[EXERCISE DIRECTIONS] Give every line from the entries that contains "xlabel".

Records about charts and figures
* begin *

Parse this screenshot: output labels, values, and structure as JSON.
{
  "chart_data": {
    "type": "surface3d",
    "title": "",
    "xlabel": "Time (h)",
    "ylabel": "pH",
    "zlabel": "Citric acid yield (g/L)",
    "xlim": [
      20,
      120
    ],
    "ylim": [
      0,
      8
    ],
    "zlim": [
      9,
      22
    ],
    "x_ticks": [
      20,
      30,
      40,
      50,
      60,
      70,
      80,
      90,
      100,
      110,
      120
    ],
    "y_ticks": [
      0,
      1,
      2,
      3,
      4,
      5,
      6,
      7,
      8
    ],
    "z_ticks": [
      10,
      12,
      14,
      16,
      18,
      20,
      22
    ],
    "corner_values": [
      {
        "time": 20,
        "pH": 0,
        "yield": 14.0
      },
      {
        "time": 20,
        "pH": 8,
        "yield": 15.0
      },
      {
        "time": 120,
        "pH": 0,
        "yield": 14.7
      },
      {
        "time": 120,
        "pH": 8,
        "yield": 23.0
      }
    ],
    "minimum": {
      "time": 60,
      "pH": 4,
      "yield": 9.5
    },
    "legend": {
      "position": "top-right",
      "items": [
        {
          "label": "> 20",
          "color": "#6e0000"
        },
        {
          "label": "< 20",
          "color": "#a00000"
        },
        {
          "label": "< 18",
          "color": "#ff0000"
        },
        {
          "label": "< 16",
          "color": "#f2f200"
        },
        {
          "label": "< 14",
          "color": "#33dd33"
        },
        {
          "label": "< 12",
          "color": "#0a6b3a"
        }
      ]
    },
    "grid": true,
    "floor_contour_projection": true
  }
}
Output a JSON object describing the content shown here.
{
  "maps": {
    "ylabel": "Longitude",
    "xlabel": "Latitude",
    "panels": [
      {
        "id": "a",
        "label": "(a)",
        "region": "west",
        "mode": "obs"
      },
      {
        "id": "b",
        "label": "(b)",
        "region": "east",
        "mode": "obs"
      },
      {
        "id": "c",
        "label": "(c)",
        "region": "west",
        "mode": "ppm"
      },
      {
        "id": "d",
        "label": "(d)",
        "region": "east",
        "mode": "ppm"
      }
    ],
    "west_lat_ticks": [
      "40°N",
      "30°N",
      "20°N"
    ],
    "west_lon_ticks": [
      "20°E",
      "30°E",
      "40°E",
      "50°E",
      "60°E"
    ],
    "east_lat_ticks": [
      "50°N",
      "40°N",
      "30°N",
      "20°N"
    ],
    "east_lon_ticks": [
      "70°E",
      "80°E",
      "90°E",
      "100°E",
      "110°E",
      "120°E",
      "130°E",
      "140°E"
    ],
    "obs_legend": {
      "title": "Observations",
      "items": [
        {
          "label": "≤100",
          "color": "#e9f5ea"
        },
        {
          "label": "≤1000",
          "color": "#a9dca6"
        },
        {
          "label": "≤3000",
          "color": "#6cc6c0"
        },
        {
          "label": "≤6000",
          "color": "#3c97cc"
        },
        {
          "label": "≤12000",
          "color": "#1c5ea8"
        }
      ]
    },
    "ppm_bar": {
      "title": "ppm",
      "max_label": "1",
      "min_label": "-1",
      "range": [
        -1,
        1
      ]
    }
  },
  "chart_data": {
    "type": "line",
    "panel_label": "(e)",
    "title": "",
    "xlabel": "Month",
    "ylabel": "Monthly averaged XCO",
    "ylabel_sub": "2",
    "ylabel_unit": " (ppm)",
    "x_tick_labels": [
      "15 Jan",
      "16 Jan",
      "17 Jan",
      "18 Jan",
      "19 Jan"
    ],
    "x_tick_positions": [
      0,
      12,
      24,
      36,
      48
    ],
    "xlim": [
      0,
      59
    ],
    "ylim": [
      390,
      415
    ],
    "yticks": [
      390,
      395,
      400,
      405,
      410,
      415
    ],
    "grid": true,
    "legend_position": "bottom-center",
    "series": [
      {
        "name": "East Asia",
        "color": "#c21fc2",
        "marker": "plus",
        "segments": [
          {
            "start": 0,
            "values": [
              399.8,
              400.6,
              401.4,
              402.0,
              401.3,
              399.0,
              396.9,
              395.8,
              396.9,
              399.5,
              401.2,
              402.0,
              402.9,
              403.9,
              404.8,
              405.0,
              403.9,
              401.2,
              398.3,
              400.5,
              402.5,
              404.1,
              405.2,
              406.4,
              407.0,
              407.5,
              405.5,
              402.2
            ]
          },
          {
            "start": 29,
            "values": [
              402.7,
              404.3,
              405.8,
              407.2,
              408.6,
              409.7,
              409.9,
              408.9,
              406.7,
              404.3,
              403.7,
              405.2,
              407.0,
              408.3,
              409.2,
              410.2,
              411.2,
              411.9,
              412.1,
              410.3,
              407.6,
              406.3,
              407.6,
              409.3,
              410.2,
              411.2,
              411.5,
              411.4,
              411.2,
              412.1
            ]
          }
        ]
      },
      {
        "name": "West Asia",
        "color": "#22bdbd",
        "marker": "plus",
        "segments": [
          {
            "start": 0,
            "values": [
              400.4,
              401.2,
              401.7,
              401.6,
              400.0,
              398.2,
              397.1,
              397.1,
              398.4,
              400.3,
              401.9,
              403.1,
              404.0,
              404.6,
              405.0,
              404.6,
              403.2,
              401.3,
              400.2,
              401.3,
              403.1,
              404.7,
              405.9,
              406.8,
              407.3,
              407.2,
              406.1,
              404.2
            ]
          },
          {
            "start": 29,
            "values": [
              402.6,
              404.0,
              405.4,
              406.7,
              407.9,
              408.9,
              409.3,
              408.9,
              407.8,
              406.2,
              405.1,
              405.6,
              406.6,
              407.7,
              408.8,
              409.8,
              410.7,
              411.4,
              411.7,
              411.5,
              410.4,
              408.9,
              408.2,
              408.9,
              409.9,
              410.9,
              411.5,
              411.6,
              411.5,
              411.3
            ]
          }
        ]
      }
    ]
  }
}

* end *

[ANSWER]
    "xlabel": "Time (h)",
    "xlabel": "Latitude",
    "xlabel": "Month",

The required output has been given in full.